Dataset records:
■ ■ ■ ■ ■ ■ ■
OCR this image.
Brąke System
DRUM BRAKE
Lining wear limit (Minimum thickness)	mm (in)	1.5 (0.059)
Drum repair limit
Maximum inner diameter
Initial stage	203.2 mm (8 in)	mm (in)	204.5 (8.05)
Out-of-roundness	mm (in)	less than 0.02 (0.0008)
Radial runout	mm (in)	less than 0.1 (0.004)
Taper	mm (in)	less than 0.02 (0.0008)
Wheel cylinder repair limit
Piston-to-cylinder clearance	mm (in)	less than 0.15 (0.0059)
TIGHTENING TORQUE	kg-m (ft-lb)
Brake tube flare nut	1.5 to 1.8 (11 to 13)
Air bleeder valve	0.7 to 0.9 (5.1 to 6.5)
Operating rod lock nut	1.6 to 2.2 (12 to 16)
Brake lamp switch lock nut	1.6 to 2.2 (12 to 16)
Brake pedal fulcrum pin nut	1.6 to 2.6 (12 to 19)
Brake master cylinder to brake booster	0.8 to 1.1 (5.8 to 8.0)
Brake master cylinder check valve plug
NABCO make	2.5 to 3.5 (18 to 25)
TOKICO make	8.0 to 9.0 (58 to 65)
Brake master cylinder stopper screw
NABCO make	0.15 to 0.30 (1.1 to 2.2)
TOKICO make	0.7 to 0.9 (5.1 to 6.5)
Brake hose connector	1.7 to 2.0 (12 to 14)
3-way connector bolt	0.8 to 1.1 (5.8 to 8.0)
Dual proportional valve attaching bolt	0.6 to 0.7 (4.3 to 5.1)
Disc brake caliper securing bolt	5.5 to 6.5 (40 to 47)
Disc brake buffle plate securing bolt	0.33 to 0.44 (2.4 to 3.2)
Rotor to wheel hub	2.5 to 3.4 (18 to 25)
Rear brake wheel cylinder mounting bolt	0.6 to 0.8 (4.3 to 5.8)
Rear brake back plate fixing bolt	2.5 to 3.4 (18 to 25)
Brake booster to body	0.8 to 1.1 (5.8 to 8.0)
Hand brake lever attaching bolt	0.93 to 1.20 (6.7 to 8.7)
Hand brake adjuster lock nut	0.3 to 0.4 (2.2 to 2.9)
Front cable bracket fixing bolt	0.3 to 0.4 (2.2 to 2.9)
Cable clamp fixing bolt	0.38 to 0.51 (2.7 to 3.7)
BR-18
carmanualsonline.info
■ ■ ■ ■ ■ ■ ■
**Instruction**
Quote each line of the data above exactly as written.

**Written response**
OCR this image.
Brąke System
DRUM BRAKE
Lining wear limit (Minimum thickness)	mm (in)	1.5 (0.059)
Drum repair limit
Maximum inner diameter
Initial stage	203.2 mm (8 in)	mm (in)	204.5 (8.05)
Out-of-roundness	mm (in)	less than 0.02 (0.0008)
Radial runout	mm (in)	less than 0.1 (0.004)
Taper	mm (in)	less than 0.02 (0.0008)
Wheel cylinder repair limit
Piston-to-cylinder clearance	mm (in)	less than 0.15 (0.0059)
TIGHTENING TORQUE	kg-m (ft-lb)
Brake tube flare nut	1.5 to 1.8 (11 to 13)
Air bleeder valve	0.7 to 0.9 (5.1 to 6.5)
Operating rod lock nut	1.6 to 2.2 (12 to 16)
Brake lamp switch lock nut	1.6 to 2.2 (12 to 16)
Brake pedal fulcrum pin nut	1.6 to 2.6 (12 to 19)
Brake master cylinder to brake booster	0.8 to 1.1 (5.8 to 8.0)
Brake master cylinder check valve plug
NABCO make	2.5 to 3.5 (18 to 25)
TOKICO make	8.0 to 9.0 (58 to 65)
Brake master cylinder stopper screw
NABCO make	0.15 to 0.30 (1.1 to 2.2)
TOKICO make	0.7 to 0.9 (5.1 to 6.5)
Brake hose connector	1.7 to 2.0 (12 to 14)
3-way connector bolt	0.8 to 1.1 (5.8 to 8.0)
Dual proportional valve attaching bolt	0.6 to 0.7 (4.3 to 5.1)
Disc brake caliper securing bolt	5.5 to 6.5 (40 to 47)
Disc brake buffle plate securing bolt	0.33 to 0.44 (2.4 to 3.2)
Rotor to wheel hub	2.5 to 3.4 (18 to 25)
Rear brake wheel cylinder mounting bolt	0.6 to 0.8 (4.3 to 5.8)
Rear brake back plate fixing bolt	2.5 to 3.4 (18 to 25)
Brake booster to body	0.8 to 1.1 (5.8 to 8.0)
Hand brake lever attaching bolt	0.93 to 1.20 (6.7 to 8.7)
Hand brake adjuster lock nut	0.3 to 0.4 (2.2 to 2.9)
Front cable bracket fixing bolt	0.3 to 0.4 (2.2 to 2.9)
Cable clamp fixing bolt	0.38 to 0.51 (2.7 to 3.7)
BR-18
carmanualsonline.info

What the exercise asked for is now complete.